Brief:
Give only one thing: the number of lines that include the word "Vang".

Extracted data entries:

#####

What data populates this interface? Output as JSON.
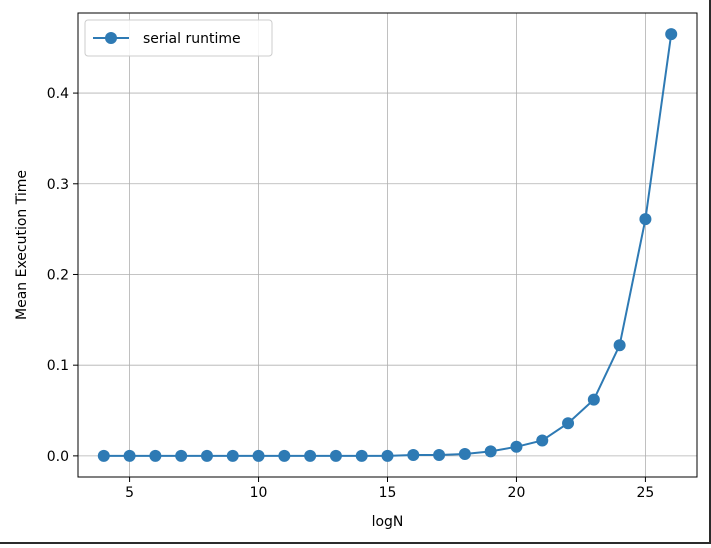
{
  "chart_data": {
    "type": "line",
    "title": "",
    "xlabel": "logN",
    "ylabel": "Mean Execution Time",
    "xlim": [
      3.0,
      27.0
    ],
    "ylim": [
      -0.0233,
      0.4883
    ],
    "xticks": [
      5,
      10,
      15,
      20,
      25
    ],
    "yticks": [
      0.0,
      0.1,
      0.2,
      0.3,
      0.4
    ],
    "xtick_labels": [
      "5",
      "10",
      "15",
      "20",
      "25"
    ],
    "ytick_labels": [
      "0.0",
      "0.1",
      "0.2",
      "0.3",
      "0.4"
    ],
    "grid": true,
    "legend": {
      "placement": "top-left",
      "entries": [
        "serial runtime"
      ]
    },
    "series": [
      {
        "name": "serial runtime",
        "color": "#2e7ab4",
        "marker": "circle",
        "x": [
          4,
          5,
          6,
          7,
          8,
          9,
          10,
          11,
          12,
          13,
          14,
          15,
          16,
          17,
          18,
          19,
          20,
          21,
          22,
          23,
          24,
          25,
          26
        ],
        "y": [
          0.0,
          0.0,
          0.0,
          0.0,
          0.0,
          0.0,
          0.0,
          0.0,
          0.0,
          0.0,
          0.0,
          0.0,
          0.001,
          0.001,
          0.002,
          0.005,
          0.01,
          0.017,
          0.036,
          0.062,
          0.122,
          0.261,
          0.465
        ]
      }
    ]
  }
}
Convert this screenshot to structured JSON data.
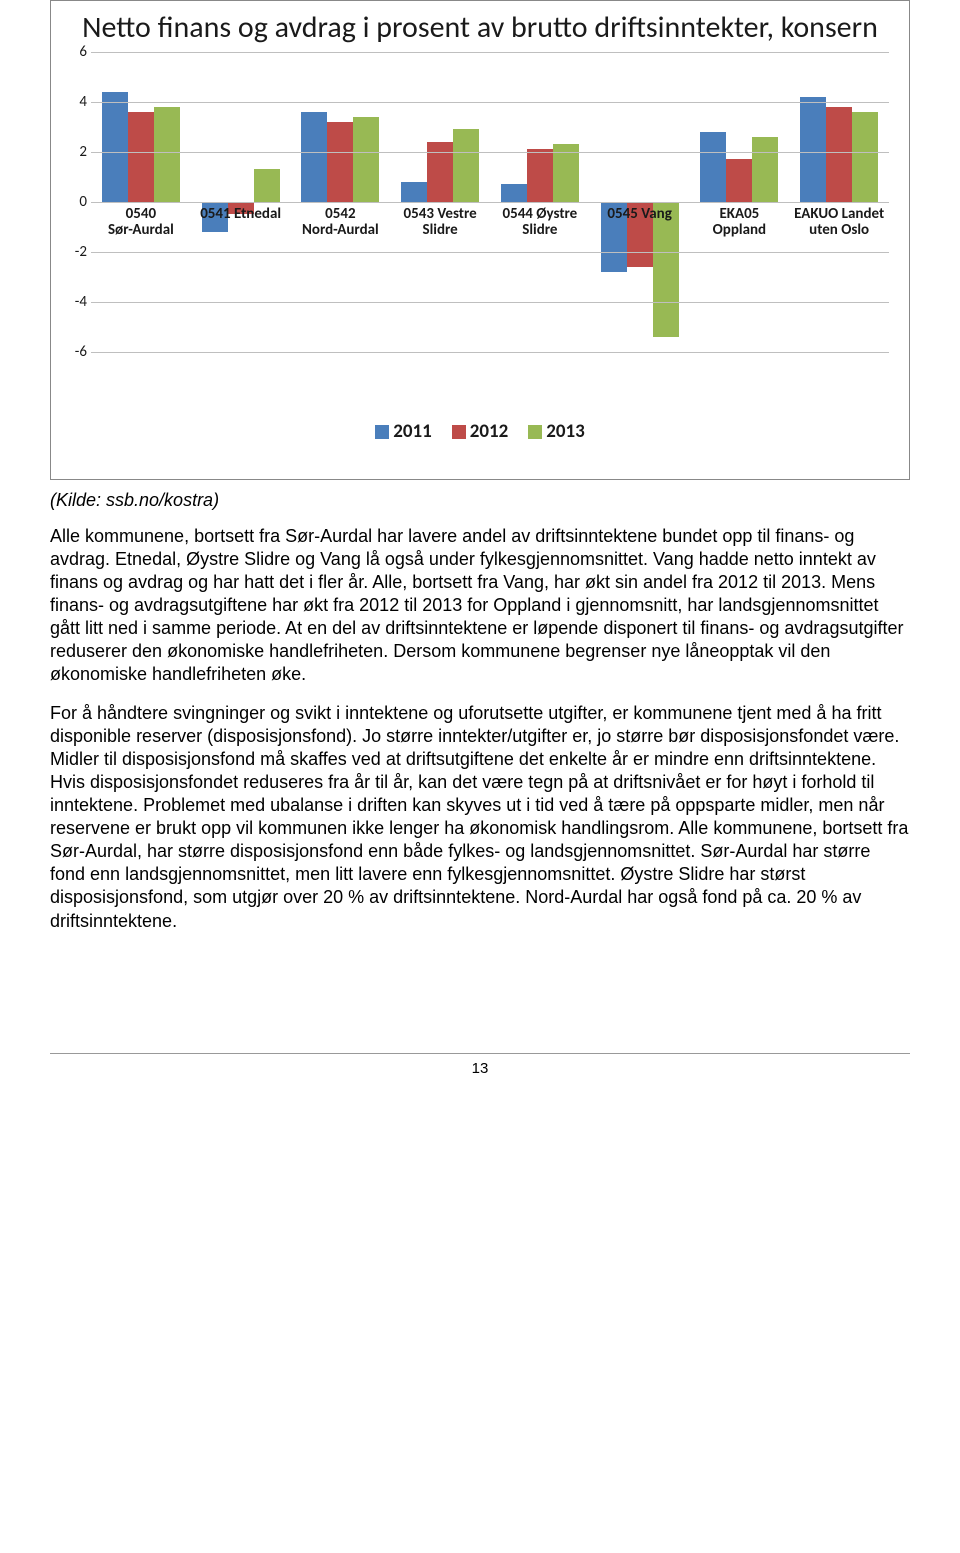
{
  "chart": {
    "type": "bar",
    "title": "Netto finans og avdrag i prosent av brutto driftsinntekter, konsern",
    "title_fontsize": 30,
    "ylim": [
      -6,
      6
    ],
    "ytick_step": 2,
    "yticks": [
      -6,
      -4,
      -2,
      0,
      2,
      4,
      6
    ],
    "grid_color": "#bfbfbf",
    "background_color": "#ffffff",
    "categories": [
      "0540 Sør-Aurdal",
      "0541 Etnedal",
      "0542 Nord-Aurdal",
      "0543 Vestre Slidre",
      "0544 Øystre Slidre",
      "0545 Vang",
      "EKA05 Oppland",
      "EAKUO Landet uten Oslo"
    ],
    "series": [
      {
        "name": "2011",
        "color": "#4a7ebb",
        "values": [
          4.4,
          -1.2,
          3.6,
          0.8,
          0.7,
          -2.8,
          2.8,
          4.2
        ]
      },
      {
        "name": "2012",
        "color": "#be4b48",
        "values": [
          3.6,
          -0.5,
          3.2,
          2.4,
          2.1,
          -2.6,
          1.7,
          3.8
        ]
      },
      {
        "name": "2013",
        "color": "#98b954",
        "values": [
          3.8,
          1.3,
          3.4,
          2.9,
          2.3,
          -5.4,
          2.6,
          3.6
        ]
      }
    ],
    "bar_width": 0.26,
    "label_fontsize": 15,
    "legend_fontsize": 19
  },
  "source": "(Kilde: ssb.no/kostra)",
  "para1": "Alle kommunene, bortsett fra Sør-Aurdal har lavere andel av driftsinntektene bundet opp til finans- og avdrag. Etnedal, Øystre Slidre og Vang lå også under fylkesgjennomsnittet. Vang hadde netto inntekt av finans og avdrag og har hatt det i fler år. Alle, bortsett fra Vang, har økt sin andel fra 2012 til 2013. Mens finans- og avdragsutgiftene har økt fra 2012 til 2013 for Oppland i gjennomsnitt, har landsgjennomsnittet gått litt ned i samme periode. At en del av driftsinntektene er løpende disponert til finans- og avdragsutgifter reduserer den økonomiske handlefriheten. Dersom kommunene begrenser nye låneopptak vil den økonomiske handlefriheten øke.",
  "para2": "For å håndtere svingninger og svikt i inntektene og uforutsette utgifter, er kommunene tjent med å ha fritt disponible reserver (disposisjonsfond). Jo større inntekter/utgifter er, jo større bør disposisjonsfondet være. Midler til disposisjonsfond må skaffes ved at driftsutgiftene det enkelte år er mindre enn driftsinntektene. Hvis disposisjonsfondet reduseres fra år til år, kan det være tegn på at driftsnivået er for høyt i forhold til inntektene. Problemet med ubalanse i driften kan skyves ut i tid ved å tære på oppsparte midler, men når reservene er brukt opp vil kommunen ikke lenger ha økonomisk handlingsrom. Alle kommunene, bortsett fra Sør-Aurdal, har større disposisjonsfond enn både fylkes- og landsgjennomsnittet. Sør-Aurdal har større fond enn landsgjennomsnittet, men litt lavere enn fylkesgjennomsnittet. Øystre Slidre har størst disposisjonsfond, som utgjør over 20 % av driftsinntektene. Nord-Aurdal har også fond på ca. 20 % av driftsinntektene.",
  "page_number": "13"
}
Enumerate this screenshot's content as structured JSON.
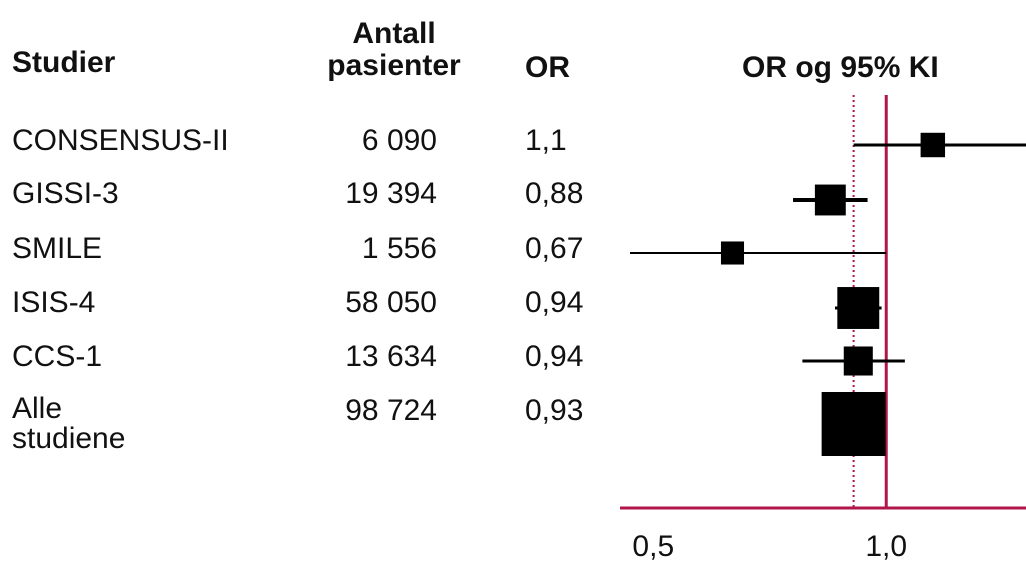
{
  "headers": {
    "study": "Studier",
    "n_line1": "Antall",
    "n_line2": "pasienter",
    "or": "OR",
    "ci": "OR og 95% KI"
  },
  "colors": {
    "axis": "#b0164a",
    "marker": "#000000",
    "text": "#111111"
  },
  "chart_data": {
    "type": "forest",
    "x_scale": "linear",
    "xlim": [
      0.45,
      1.3
    ],
    "x_ticks": [
      {
        "value": 0.5,
        "label": "0,5"
      },
      {
        "value": 1.0,
        "label": "1,0"
      }
    ],
    "reference_line": 1.0,
    "pooled_line": 0.93,
    "studies": [
      {
        "name": "CONSENSUS-II",
        "n": "6 090",
        "or_label": "1,1",
        "or": 1.1,
        "ci_low": 0.93,
        "ci_high": 1.3,
        "weight": 0.14
      },
      {
        "name": "GISSI-3",
        "n": "19 394",
        "or_label": "0,88",
        "or": 0.88,
        "ci_low": 0.8,
        "ci_high": 0.96,
        "weight": 0.28
      },
      {
        "name": "SMILE",
        "n": "1 556",
        "or_label": "0,67",
        "or": 0.67,
        "ci_low": 0.45,
        "ci_high": 1.0,
        "weight": 0.11
      },
      {
        "name": "ISIS-4",
        "n": "58 050",
        "or_label": "0,94",
        "or": 0.94,
        "ci_low": 0.89,
        "ci_high": 0.99,
        "weight": 0.52
      },
      {
        "name": "CCS-1",
        "n": "13 634",
        "or_label": "0,94",
        "or": 0.94,
        "ci_low": 0.82,
        "ci_high": 1.04,
        "weight": 0.24
      },
      {
        "name_line1": "Alle",
        "name_line2": "studiene",
        "n": "98 724",
        "or_label": "0,93",
        "or": 0.93,
        "ci_low": 0.9,
        "ci_high": 0.96,
        "weight": 1.0,
        "pooled": true
      }
    ]
  }
}
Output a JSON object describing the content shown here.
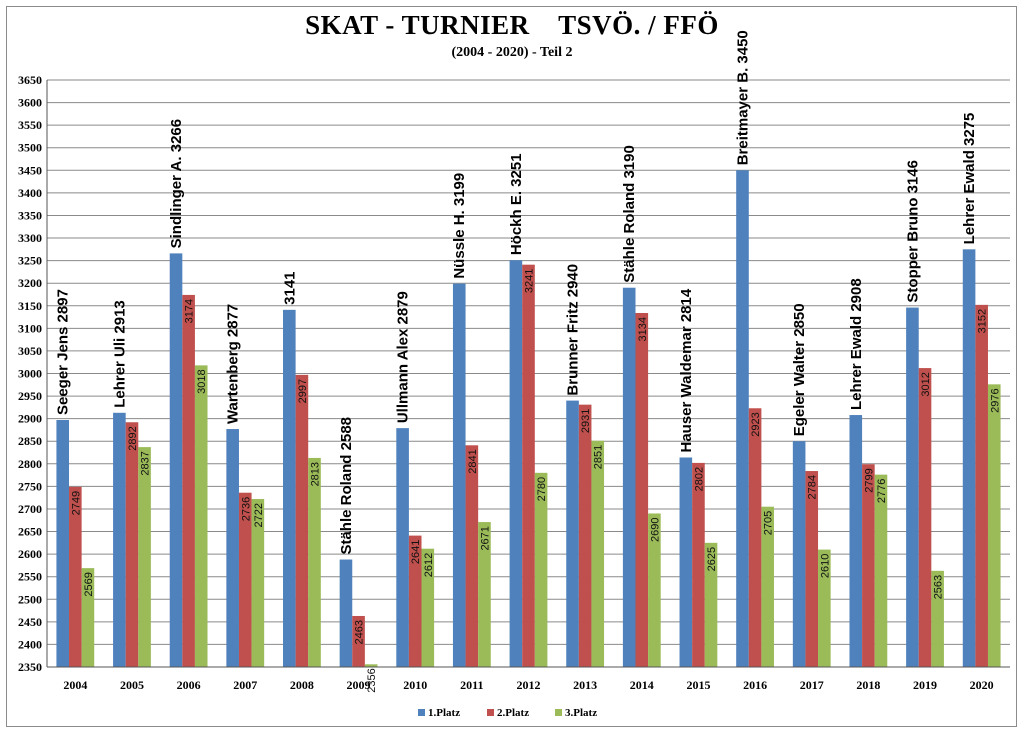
{
  "chart_data": {
    "type": "bar",
    "title": "SKAT - TURNIER    TSVÖ. / FFÖ",
    "subtitle": "(2004 - 2020) - Teil 2",
    "categories": [
      "2004",
      "2005",
      "2006",
      "2007",
      "2008",
      "2009",
      "2010",
      "2011",
      "2012",
      "2013",
      "2014",
      "2015",
      "2016",
      "2017",
      "2018",
      "2019",
      "2020"
    ],
    "series": [
      {
        "name": "1.Platz",
        "color": "#4f81bd",
        "values": [
          2897,
          2913,
          3266,
          2877,
          3141,
          2588,
          2879,
          3199,
          3251,
          2940,
          3190,
          2814,
          3450,
          2850,
          2908,
          3146,
          3275
        ]
      },
      {
        "name": "2.Platz",
        "color": "#c0504d",
        "values": [
          2749,
          2892,
          3174,
          2736,
          2997,
          2463,
          2641,
          2841,
          3241,
          2931,
          3134,
          2802,
          2923,
          2784,
          2799,
          3012,
          3152
        ]
      },
      {
        "name": "3.Platz",
        "color": "#9bbb59",
        "values": [
          2569,
          2837,
          3018,
          2722,
          2813,
          2356,
          2612,
          2671,
          2780,
          2851,
          2690,
          2625,
          2705,
          2610,
          2776,
          2563,
          2976
        ]
      }
    ],
    "winner_labels": [
      "Seeger Jens  2897",
      "Lehrer Uli  2913",
      "Sindlinger A.  3266",
      "Wartenberg  2877",
      "3141",
      "Stähle Roland  2588",
      "Ullmann Alex  2879",
      "Nüssle H.  3199",
      "Höckh E.  3251",
      "Brunner Fritz  2940",
      "Stähle Roland  3190",
      "Hauser Waldemar 2814",
      "Breitmayer B. 3450",
      "Egeler Walter  2850",
      "Lehrer Ewald  2908",
      "Stopper Bruno  3146",
      "Lehrer Ewald 3275"
    ],
    "ylim": [
      2350,
      3650
    ],
    "ytick_step": 50,
    "xlabel": "",
    "ylabel": "",
    "grid": "horizontal",
    "legend": "bottom"
  }
}
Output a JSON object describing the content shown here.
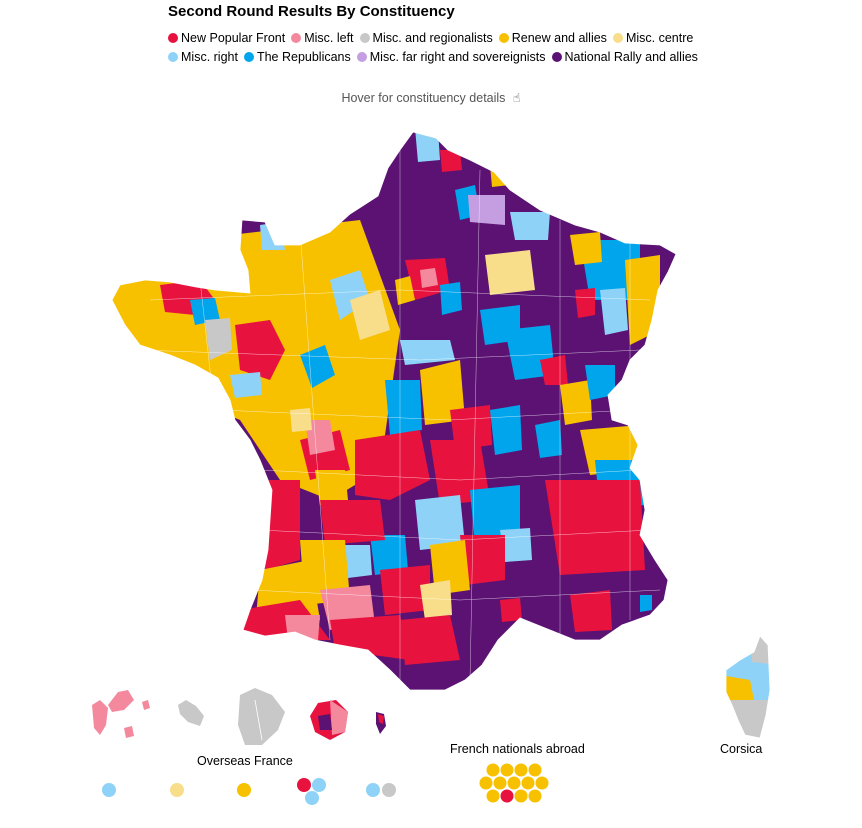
{
  "title": "Second Round Results By Constituency",
  "hover_note": "Hover for constituency details",
  "hover_icon": "pointer-hand-icon",
  "colors": {
    "nfp": "#e8123f",
    "misc_left": "#f4899e",
    "misc_regional": "#c8c8c8",
    "renew": "#f7c100",
    "misc_centre": "#f8de8a",
    "misc_right": "#8ed3f7",
    "republicans": "#00a5ec",
    "misc_far_right": "#c59ee2",
    "rn": "#5b1273"
  },
  "legend": [
    {
      "label": "New Popular Front",
      "key": "nfp"
    },
    {
      "label": "Misc. left",
      "key": "misc_left"
    },
    {
      "label": "Misc. and regionalists",
      "key": "misc_regional"
    },
    {
      "label": "Renew and allies",
      "key": "renew"
    },
    {
      "label": "Misc. centre",
      "key": "misc_centre"
    },
    {
      "label": "Misc. right",
      "key": "misc_right"
    },
    {
      "label": "The Republicans",
      "key": "republicans"
    },
    {
      "label": "Misc. far right and sovereignists",
      "key": "misc_far_right"
    },
    {
      "label": "National Rally and allies",
      "key": "rn"
    }
  ],
  "labels": {
    "overseas": "Overseas France",
    "abroad": "French nationals abroad",
    "corsica": "Corsica"
  },
  "overseas_dots": [
    [
      "misc_right"
    ],
    [
      "misc_centre"
    ],
    [
      "renew"
    ],
    [
      "nfp",
      "misc_right",
      "misc_right"
    ],
    [
      "misc_right",
      "misc_regional"
    ]
  ],
  "abroad_dots": [
    "renew",
    "renew",
    "renew",
    "renew",
    "renew",
    "renew",
    "renew",
    "renew",
    "renew",
    "renew",
    "nfp",
    "renew",
    "renew"
  ]
}
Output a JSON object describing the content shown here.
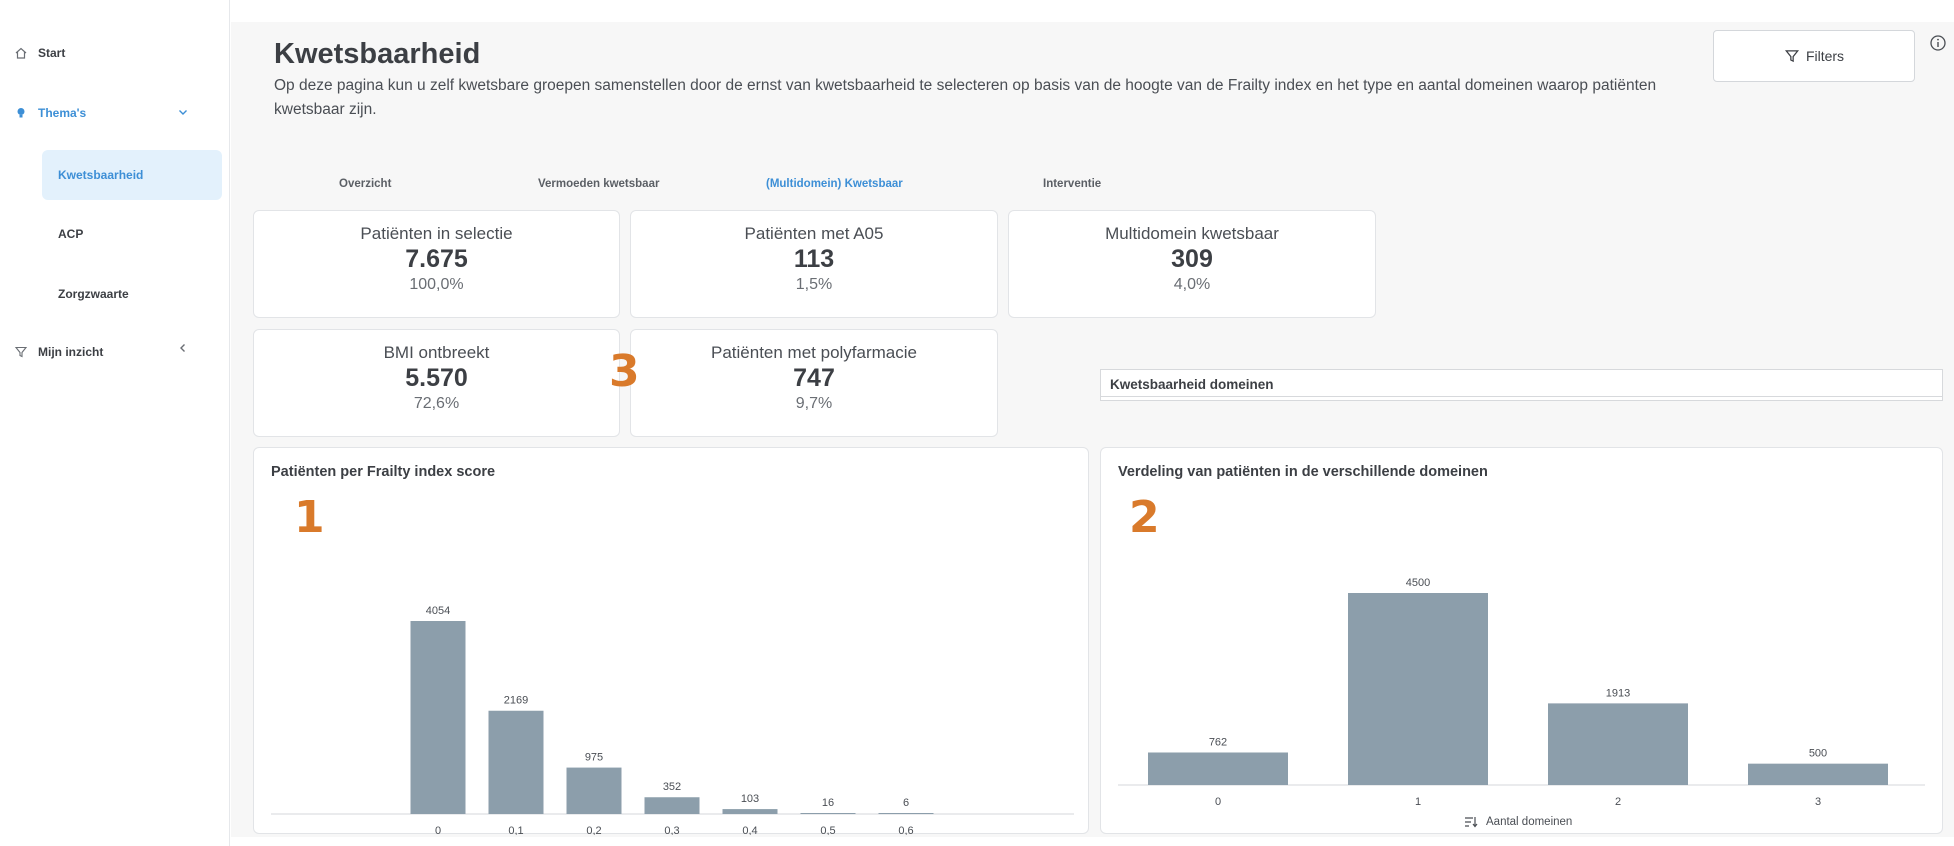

#####

Solution:
2